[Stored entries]
- - -
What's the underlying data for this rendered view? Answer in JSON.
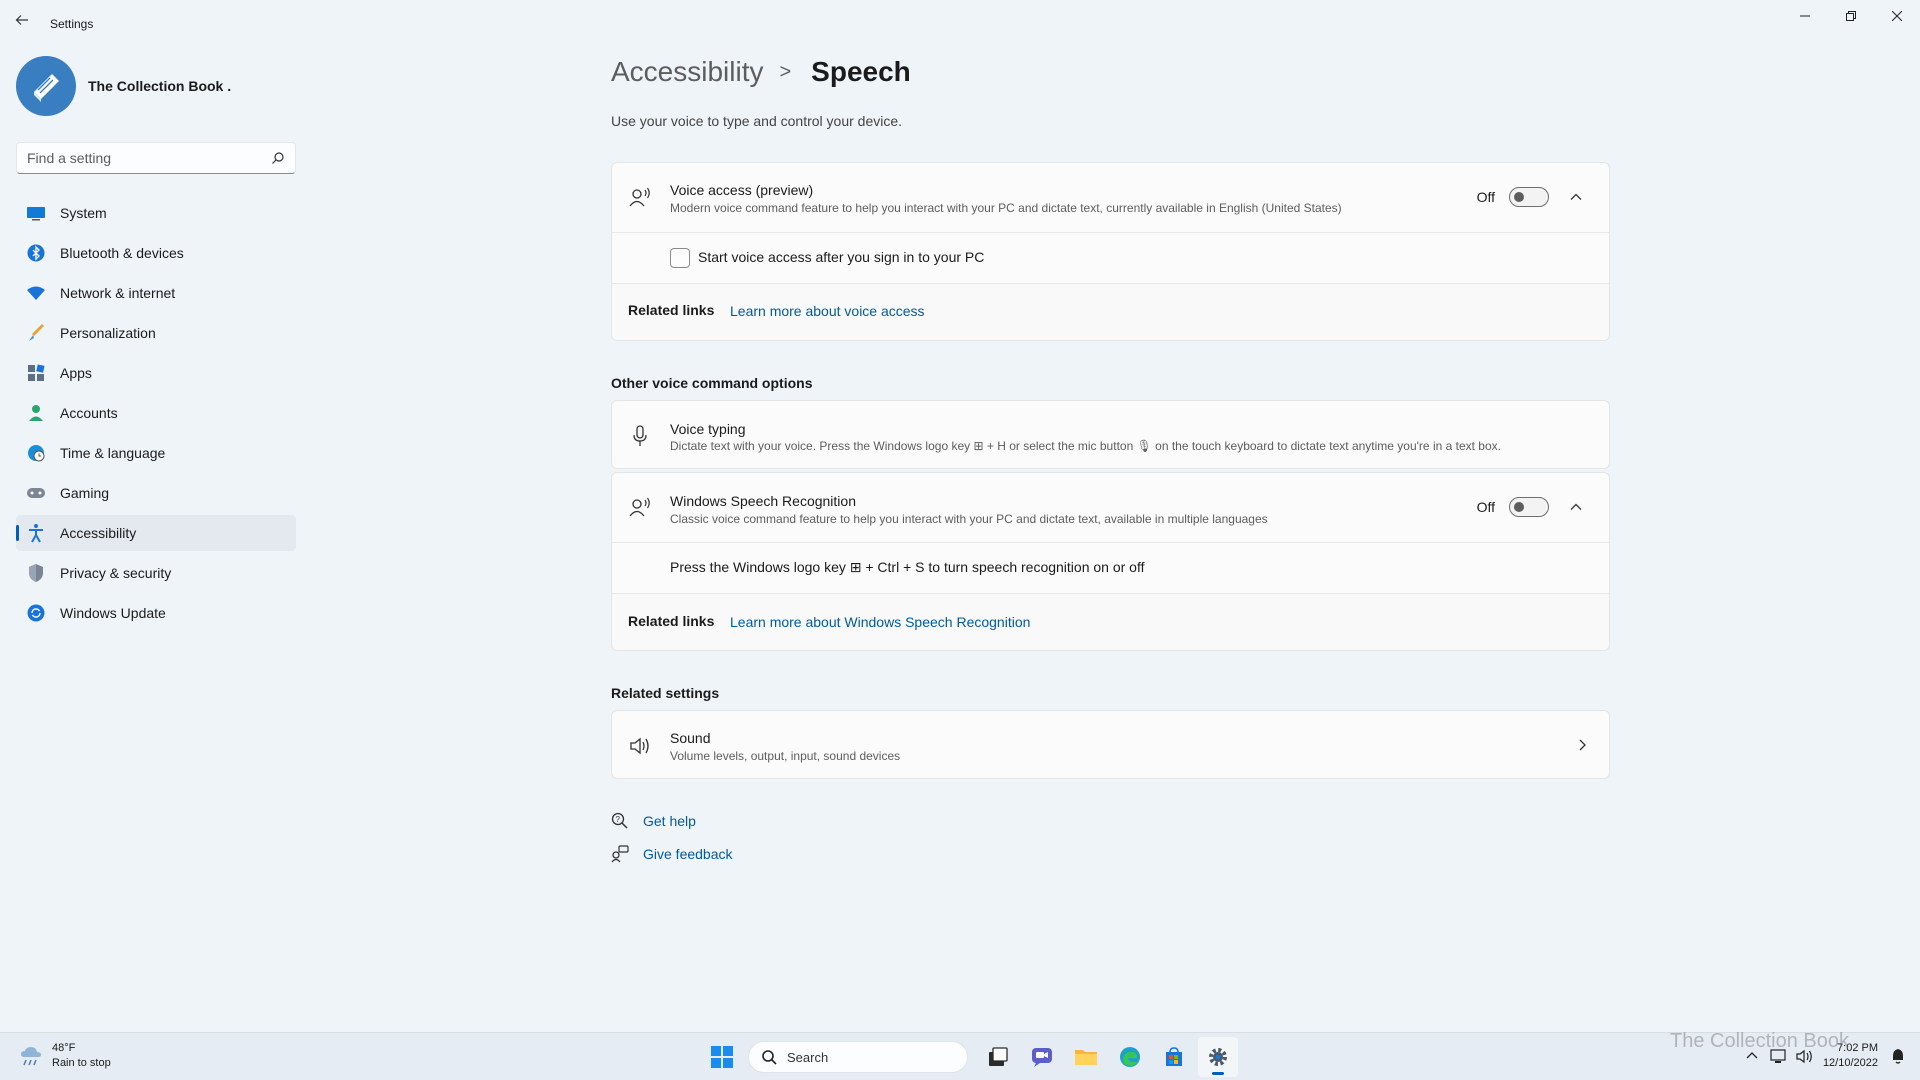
{
  "app": {
    "title": "Settings"
  },
  "profile": {
    "name": "The Collection Book ."
  },
  "search": {
    "placeholder": "Find a setting"
  },
  "sidebar": {
    "items": [
      {
        "label": "System",
        "icon": "monitor-icon"
      },
      {
        "label": "Bluetooth & devices",
        "icon": "bluetooth-icon"
      },
      {
        "label": "Network & internet",
        "icon": "wifi-icon"
      },
      {
        "label": "Personalization",
        "icon": "brush-icon"
      },
      {
        "label": "Apps",
        "icon": "apps-icon"
      },
      {
        "label": "Accounts",
        "icon": "person-icon"
      },
      {
        "label": "Time & language",
        "icon": "globe-clock-icon"
      },
      {
        "label": "Gaming",
        "icon": "gamepad-icon"
      },
      {
        "label": "Accessibility",
        "icon": "accessibility-icon",
        "selected": true
      },
      {
        "label": "Privacy & security",
        "icon": "shield-icon"
      },
      {
        "label": "Windows Update",
        "icon": "update-icon"
      }
    ]
  },
  "header": {
    "parent": "Accessibility",
    "separator": ">",
    "current": "Speech",
    "subtitle": "Use your voice to type and control your device."
  },
  "voice_access": {
    "title": "Voice access (preview)",
    "description": "Modern voice command feature to help you interact with your PC and dictate text, currently available in English (United States)",
    "toggle_state": "Off",
    "checkbox_label": "Start voice access after you sign in to your PC",
    "checkbox_checked": false,
    "related_label": "Related links",
    "related_link": "Learn more about voice access"
  },
  "other_options": {
    "heading": "Other voice command options",
    "voice_typing": {
      "title": "Voice typing",
      "description": "Dictate text with your voice. Press the Windows logo key ⊞ + H or select the mic button 🎙 on the touch keyboard to dictate text anytime you're in a text box."
    },
    "speech_recognition": {
      "title": "Windows Speech Recognition",
      "description": "Classic voice command feature to help you interact with your PC and dictate text, available in multiple languages",
      "toggle_state": "Off",
      "shortcut_text": "Press the Windows logo key ⊞ + Ctrl + S to turn speech recognition on or off",
      "related_label": "Related links",
      "related_link": "Learn more about Windows Speech Recognition"
    }
  },
  "related_settings": {
    "heading": "Related settings",
    "sound": {
      "title": "Sound",
      "description": "Volume levels, output, input, sound devices"
    }
  },
  "help": {
    "get_help": "Get help",
    "give_feedback": "Give feedback"
  },
  "taskbar": {
    "weather_temp": "48°F",
    "weather_desc": "Rain to stop",
    "search_label": "Search",
    "time": "7:02 PM",
    "date": "12/10/2022"
  },
  "watermark": "The Collection Book",
  "colors": {
    "accent": "#005fb8",
    "link": "#005a9e",
    "background": "#eff4f9"
  }
}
- - -
Exercise brief>
Omit the pictures and give the material again, exactly and in full.

Exercise result>
What's the underlying data for this rendered view? Answer in JSON.
{
  "app": {
    "title": "Settings"
  },
  "profile": {
    "name": "The Collection Book ."
  },
  "search": {
    "placeholder": "Find a setting"
  },
  "sidebar": {
    "items": [
      {
        "label": "System",
        "icon": "monitor-icon"
      },
      {
        "label": "Bluetooth & devices",
        "icon": "bluetooth-icon"
      },
      {
        "label": "Network & internet",
        "icon": "wifi-icon"
      },
      {
        "label": "Personalization",
        "icon": "brush-icon"
      },
      {
        "label": "Apps",
        "icon": "apps-icon"
      },
      {
        "label": "Accounts",
        "icon": "person-icon"
      },
      {
        "label": "Time & language",
        "icon": "globe-clock-icon"
      },
      {
        "label": "Gaming",
        "icon": "gamepad-icon"
      },
      {
        "label": "Accessibility",
        "icon": "accessibility-icon",
        "selected": true
      },
      {
        "label": "Privacy & security",
        "icon": "shield-icon"
      },
      {
        "label": "Windows Update",
        "icon": "update-icon"
      }
    ]
  },
  "header": {
    "parent": "Accessibility",
    "separator": ">",
    "current": "Speech",
    "subtitle": "Use your voice to type and control your device."
  },
  "voice_access": {
    "title": "Voice access (preview)",
    "description": "Modern voice command feature to help you interact with your PC and dictate text, currently available in English (United States)",
    "toggle_state": "Off",
    "checkbox_label": "Start voice access after you sign in to your PC",
    "checkbox_checked": false,
    "related_label": "Related links",
    "related_link": "Learn more about voice access"
  },
  "other_options": {
    "heading": "Other voice command options",
    "voice_typing": {
      "title": "Voice typing",
      "description": "Dictate text with your voice. Press the Windows logo key ⊞ + H or select the mic button 🎙 on the touch keyboard to dictate text anytime you're in a text box."
    },
    "speech_recognition": {
      "title": "Windows Speech Recognition",
      "description": "Classic voice command feature to help you interact with your PC and dictate text, available in multiple languages",
      "toggle_state": "Off",
      "shortcut_text": "Press the Windows logo key ⊞ + Ctrl + S to turn speech recognition on or off",
      "related_label": "Related links",
      "related_link": "Learn more about Windows Speech Recognition"
    }
  },
  "related_settings": {
    "heading": "Related settings",
    "sound": {
      "title": "Sound",
      "description": "Volume levels, output, input, sound devices"
    }
  },
  "help": {
    "get_help": "Get help",
    "give_feedback": "Give feedback"
  },
  "taskbar": {
    "weather_temp": "48°F",
    "weather_desc": "Rain to stop",
    "search_label": "Search",
    "time": "7:02 PM",
    "date": "12/10/2022"
  },
  "watermark": "The Collection Book",
  "colors": {
    "accent": "#005fb8",
    "link": "#005a9e",
    "background": "#eff4f9"
  }
}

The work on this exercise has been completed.